▶ **INPUT**

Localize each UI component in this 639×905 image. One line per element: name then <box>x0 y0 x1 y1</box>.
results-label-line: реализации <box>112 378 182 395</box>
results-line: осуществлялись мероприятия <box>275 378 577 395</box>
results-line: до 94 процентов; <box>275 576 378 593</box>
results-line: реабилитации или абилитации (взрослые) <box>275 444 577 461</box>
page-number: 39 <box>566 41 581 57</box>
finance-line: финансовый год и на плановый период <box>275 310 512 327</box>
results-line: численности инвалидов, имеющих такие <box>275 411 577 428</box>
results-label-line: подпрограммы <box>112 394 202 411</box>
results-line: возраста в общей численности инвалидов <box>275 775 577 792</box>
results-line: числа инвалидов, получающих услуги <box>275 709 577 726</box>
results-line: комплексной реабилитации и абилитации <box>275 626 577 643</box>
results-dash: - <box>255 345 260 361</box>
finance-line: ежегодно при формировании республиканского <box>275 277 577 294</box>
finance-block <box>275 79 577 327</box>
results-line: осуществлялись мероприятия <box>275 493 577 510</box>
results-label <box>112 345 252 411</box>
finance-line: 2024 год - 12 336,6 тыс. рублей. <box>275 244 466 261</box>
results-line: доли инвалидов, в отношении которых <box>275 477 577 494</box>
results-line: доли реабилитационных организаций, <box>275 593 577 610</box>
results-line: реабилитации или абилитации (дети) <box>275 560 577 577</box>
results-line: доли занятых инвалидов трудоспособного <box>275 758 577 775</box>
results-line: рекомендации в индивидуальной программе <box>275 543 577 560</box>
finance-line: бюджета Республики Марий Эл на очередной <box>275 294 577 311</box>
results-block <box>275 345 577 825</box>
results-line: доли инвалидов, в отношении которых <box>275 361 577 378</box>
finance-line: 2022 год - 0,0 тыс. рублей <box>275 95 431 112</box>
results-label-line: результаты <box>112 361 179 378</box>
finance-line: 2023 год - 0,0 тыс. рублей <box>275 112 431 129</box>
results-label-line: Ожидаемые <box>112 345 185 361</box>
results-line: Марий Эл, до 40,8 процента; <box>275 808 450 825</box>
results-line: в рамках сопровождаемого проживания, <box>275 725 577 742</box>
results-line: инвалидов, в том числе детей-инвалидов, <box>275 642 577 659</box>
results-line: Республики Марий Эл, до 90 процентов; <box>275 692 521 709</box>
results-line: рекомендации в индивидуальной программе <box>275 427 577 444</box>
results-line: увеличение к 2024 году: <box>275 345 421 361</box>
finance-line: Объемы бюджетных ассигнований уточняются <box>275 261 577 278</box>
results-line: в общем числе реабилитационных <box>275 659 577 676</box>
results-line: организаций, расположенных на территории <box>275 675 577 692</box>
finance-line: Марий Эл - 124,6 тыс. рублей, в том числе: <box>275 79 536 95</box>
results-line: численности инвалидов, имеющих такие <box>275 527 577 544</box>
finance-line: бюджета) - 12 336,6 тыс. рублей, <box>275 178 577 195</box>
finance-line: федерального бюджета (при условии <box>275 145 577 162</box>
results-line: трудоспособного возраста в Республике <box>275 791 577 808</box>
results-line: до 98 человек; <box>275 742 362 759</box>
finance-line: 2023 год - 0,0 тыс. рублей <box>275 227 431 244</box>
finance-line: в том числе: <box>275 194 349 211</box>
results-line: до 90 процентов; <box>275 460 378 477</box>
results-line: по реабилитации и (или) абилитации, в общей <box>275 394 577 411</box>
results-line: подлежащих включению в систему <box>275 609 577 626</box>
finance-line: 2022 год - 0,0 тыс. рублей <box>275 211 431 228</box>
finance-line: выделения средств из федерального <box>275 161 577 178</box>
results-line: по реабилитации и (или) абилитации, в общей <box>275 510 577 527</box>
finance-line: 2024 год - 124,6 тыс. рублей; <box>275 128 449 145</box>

▶ **YOUR TASK**
Reproduce every one of the items above line for line, changing nothing.

▶ **WORKED ANSWER**
Localize each UI component in this 639×905 image. One line per element: name then <box>x0 y0 x1 y1</box>.
results-label-line: реализации <box>112 378 182 395</box>
results-line: осуществлялись мероприятия <box>275 378 577 395</box>
results-line: до 94 процентов; <box>275 576 378 593</box>
results-line: реабилитации или абилитации (взрослые) <box>275 444 577 461</box>
page-number: 39 <box>566 41 581 57</box>
finance-line: финансовый год и на плановый период <box>275 310 512 327</box>
results-line: численности инвалидов, имеющих такие <box>275 411 577 428</box>
results-label-line: подпрограммы <box>112 394 202 411</box>
results-line: возраста в общей численности инвалидов <box>275 775 577 792</box>
results-line: числа инвалидов, получающих услуги <box>275 709 577 726</box>
results-line: комплексной реабилитации и абилитации <box>275 626 577 643</box>
results-dash: - <box>255 345 260 361</box>
finance-line: ежегодно при формировании республиканского <box>275 277 577 294</box>
finance-block <box>275 79 577 327</box>
results-line: осуществлялись мероприятия <box>275 493 577 510</box>
results-label <box>112 345 252 411</box>
finance-line: 2024 год - 12 336,6 тыс. рублей. <box>275 244 466 261</box>
results-line: доли инвалидов, в отношении которых <box>275 477 577 494</box>
results-line: доли реабилитационных организаций, <box>275 593 577 610</box>
results-line: реабилитации или абилитации (дети) <box>275 560 577 577</box>
results-line: доли занятых инвалидов трудоспособного <box>275 758 577 775</box>
results-line: рекомендации в индивидуальной программе <box>275 543 577 560</box>
finance-line: бюджета Республики Марий Эл на очередной <box>275 294 577 311</box>
results-block <box>275 345 577 825</box>
results-line: доли инвалидов, в отношении которых <box>275 361 577 378</box>
finance-line: 2022 год - 0,0 тыс. рублей <box>275 95 431 112</box>
results-label-line: результаты <box>112 361 179 378</box>
finance-line: 2023 год - 0,0 тыс. рублей <box>275 112 431 129</box>
results-label-line: Ожидаемые <box>112 345 185 361</box>
results-line: Марий Эл, до 40,8 процента; <box>275 808 450 825</box>
results-line: в рамках сопровождаемого проживания, <box>275 725 577 742</box>
results-line: инвалидов, в том числе детей-инвалидов, <box>275 642 577 659</box>
results-line: Республики Марий Эл, до 90 процентов; <box>275 692 521 709</box>
results-line: рекомендации в индивидуальной программе <box>275 427 577 444</box>
results-line: увеличение к 2024 году: <box>275 345 421 361</box>
finance-line: Объемы бюджетных ассигнований уточняются <box>275 261 577 278</box>
results-line: в общем числе реабилитационных <box>275 659 577 676</box>
results-line: организаций, расположенных на территории <box>275 675 577 692</box>
finance-line: Марий Эл - 124,6 тыс. рублей, в том числе: <box>275 79 536 95</box>
results-line: численности инвалидов, имеющих такие <box>275 527 577 544</box>
finance-line: бюджета) - 12 336,6 тыс. рублей, <box>275 178 577 195</box>
finance-line: федерального бюджета (при условии <box>275 145 577 162</box>
results-line: трудоспособного возраста в Республике <box>275 791 577 808</box>
results-line: до 98 человек; <box>275 742 362 759</box>
finance-line: 2023 год - 0,0 тыс. рублей <box>275 227 431 244</box>
finance-line: в том числе: <box>275 194 349 211</box>
results-line: до 90 процентов; <box>275 460 378 477</box>
results-line: по реабилитации и (или) абилитации, в общей <box>275 394 577 411</box>
results-line: подлежащих включению в систему <box>275 609 577 626</box>
finance-line: 2022 год - 0,0 тыс. рублей <box>275 211 431 228</box>
finance-line: выделения средств из федерального <box>275 161 577 178</box>
results-line: по реабилитации и (или) абилитации, в общей <box>275 510 577 527</box>
finance-line: 2024 год - 124,6 тыс. рублей; <box>275 128 449 145</box>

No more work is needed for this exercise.